» **Your task**: Transcribe all of the material exactly.

» **Provided records**:
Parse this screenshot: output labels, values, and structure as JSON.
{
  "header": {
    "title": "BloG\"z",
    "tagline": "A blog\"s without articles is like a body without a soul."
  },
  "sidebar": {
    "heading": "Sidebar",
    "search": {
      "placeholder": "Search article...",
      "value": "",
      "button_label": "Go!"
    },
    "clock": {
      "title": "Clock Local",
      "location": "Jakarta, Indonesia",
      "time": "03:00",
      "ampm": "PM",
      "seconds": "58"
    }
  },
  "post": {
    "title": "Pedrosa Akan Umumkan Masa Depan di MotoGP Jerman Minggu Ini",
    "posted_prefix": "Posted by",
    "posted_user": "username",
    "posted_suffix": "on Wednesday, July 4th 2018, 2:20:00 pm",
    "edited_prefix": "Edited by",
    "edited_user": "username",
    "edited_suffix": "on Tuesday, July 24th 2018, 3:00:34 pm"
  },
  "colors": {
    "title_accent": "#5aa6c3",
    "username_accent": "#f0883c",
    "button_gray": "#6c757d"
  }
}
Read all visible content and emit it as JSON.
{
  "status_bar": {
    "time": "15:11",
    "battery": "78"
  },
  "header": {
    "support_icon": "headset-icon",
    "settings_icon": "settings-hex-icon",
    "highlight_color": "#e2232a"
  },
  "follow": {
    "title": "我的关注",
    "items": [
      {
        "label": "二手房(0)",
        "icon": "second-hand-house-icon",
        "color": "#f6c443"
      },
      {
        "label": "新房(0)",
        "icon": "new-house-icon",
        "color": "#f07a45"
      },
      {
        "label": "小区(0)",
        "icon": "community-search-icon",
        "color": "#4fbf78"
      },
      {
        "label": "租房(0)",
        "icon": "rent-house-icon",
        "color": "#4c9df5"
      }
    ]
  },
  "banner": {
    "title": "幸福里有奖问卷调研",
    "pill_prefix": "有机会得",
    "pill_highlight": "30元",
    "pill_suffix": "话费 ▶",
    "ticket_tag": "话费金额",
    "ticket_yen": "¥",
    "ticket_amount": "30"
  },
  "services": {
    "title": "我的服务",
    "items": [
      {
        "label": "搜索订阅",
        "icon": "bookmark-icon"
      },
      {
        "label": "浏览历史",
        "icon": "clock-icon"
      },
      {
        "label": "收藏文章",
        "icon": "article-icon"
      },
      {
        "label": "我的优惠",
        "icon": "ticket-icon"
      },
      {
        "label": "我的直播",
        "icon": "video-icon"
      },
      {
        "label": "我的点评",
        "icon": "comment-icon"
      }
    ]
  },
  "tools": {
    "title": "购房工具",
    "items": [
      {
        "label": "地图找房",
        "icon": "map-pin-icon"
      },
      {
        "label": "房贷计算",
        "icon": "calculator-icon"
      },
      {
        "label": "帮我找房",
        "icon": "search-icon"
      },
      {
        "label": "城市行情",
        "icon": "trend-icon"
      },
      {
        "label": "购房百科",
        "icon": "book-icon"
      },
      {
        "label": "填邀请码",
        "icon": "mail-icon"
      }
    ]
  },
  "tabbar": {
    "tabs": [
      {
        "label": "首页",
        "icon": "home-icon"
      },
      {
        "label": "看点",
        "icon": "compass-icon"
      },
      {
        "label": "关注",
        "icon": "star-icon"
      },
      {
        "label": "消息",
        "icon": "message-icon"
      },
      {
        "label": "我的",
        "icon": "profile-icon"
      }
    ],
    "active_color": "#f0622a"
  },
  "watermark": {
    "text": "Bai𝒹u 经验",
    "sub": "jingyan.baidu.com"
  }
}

» **The solution**:
Parse this screenshot: output labels, values, and structure as JSON.
{
  "header": {
    "title": "BloG\"z",
    "tagline": "A blog\"s without articles is like a body without a soul."
  },
  "sidebar": {
    "heading": "Sidebar",
    "search": {
      "placeholder": "Search article...",
      "value": "",
      "button_label": "Go!"
    },
    "clock": {
      "title": "Clock Local",
      "location": "Jakarta, Indonesia",
      "time": "03:00",
      "ampm": "PM",
      "seconds": "58"
    }
  },
  "post": {
    "title": "Pedrosa Akan Umumkan Masa Depan di MotoGP Jerman Minggu Ini",
    "posted_prefix": "Posted by",
    "posted_user": "username",
    "posted_suffix": "on Wednesday, July 4th 2018, 2:20:00 pm",
    "edited_prefix": "Edited by",
    "edited_user": "username",
    "edited_suffix": "on Tuesday, July 24th 2018, 3:00:34 pm"
  },
  "colors": {
    "title_accent": "#5aa6c3",
    "username_accent": "#f0883c",
    "button_gray": "#6c757d"
  }
}
Read all visible content and emit it as JSON.
{
  "status_bar": {
    "time": "15:11",
    "battery": "78"
  },
  "header": {
    "support_icon": "headset-icon",
    "settings_icon": "settings-hex-icon",
    "highlight_color": "#e2232a"
  },
  "follow": {
    "title": "我的关注",
    "items": [
      {
        "label": "二手房(0)",
        "icon": "second-hand-house-icon",
        "color": "#f6c443"
      },
      {
        "label": "新房(0)",
        "icon": "new-house-icon",
        "color": "#f07a45"
      },
      {
        "label": "小区(0)",
        "icon": "community-search-icon",
        "color": "#4fbf78"
      },
      {
        "label": "租房(0)",
        "icon": "rent-house-icon",
        "color": "#4c9df5"
      }
    ]
  },
  "banner": {
    "title": "幸福里有奖问卷调研",
    "pill_prefix": "有机会得",
    "pill_highlight": "30元",
    "pill_suffix": "话费 ▶",
    "ticket_tag": "话费金额",
    "ticket_yen": "¥",
    "ticket_amount": "30"
  },
  "services": {
    "title": "我的服务",
    "items": [
      {
        "label": "搜索订阅",
        "icon": "bookmark-icon"
      },
      {
        "label": "浏览历史",
        "icon": "clock-icon"
      },
      {
        "label": "收藏文章",
        "icon": "article-icon"
      },
      {
        "label": "我的优惠",
        "icon": "ticket-icon"
      },
      {
        "label": "我的直播",
        "icon": "video-icon"
      },
      {
        "label": "我的点评",
        "icon": "comment-icon"
      }
    ]
  },
  "tools": {
    "title": "购房工具",
    "items": [
      {
        "label": "地图找房",
        "icon": "map-pin-icon"
      },
      {
        "label": "房贷计算",
        "icon": "calculator-icon"
      },
      {
        "label": "帮我找房",
        "icon": "search-icon"
      },
      {
        "label": "城市行情",
        "icon": "trend-icon"
      },
      {
        "label": "购房百科",
        "icon": "book-icon"
      },
      {
        "label": "填邀请码",
        "icon": "mail-icon"
      }
    ]
  },
  "tabbar": {
    "tabs": [
      {
        "label": "首页",
        "icon": "home-icon"
      },
      {
        "label": "看点",
        "icon": "compass-icon"
      },
      {
        "label": "关注",
        "icon": "star-icon"
      },
      {
        "label": "消息",
        "icon": "message-icon"
      },
      {
        "label": "我的",
        "icon": "profile-icon"
      }
    ],
    "active_color": "#f0622a"
  },
  "watermark": {
    "text": "Bai𝒹u 经验",
    "sub": "jingyan.baidu.com"
  }
}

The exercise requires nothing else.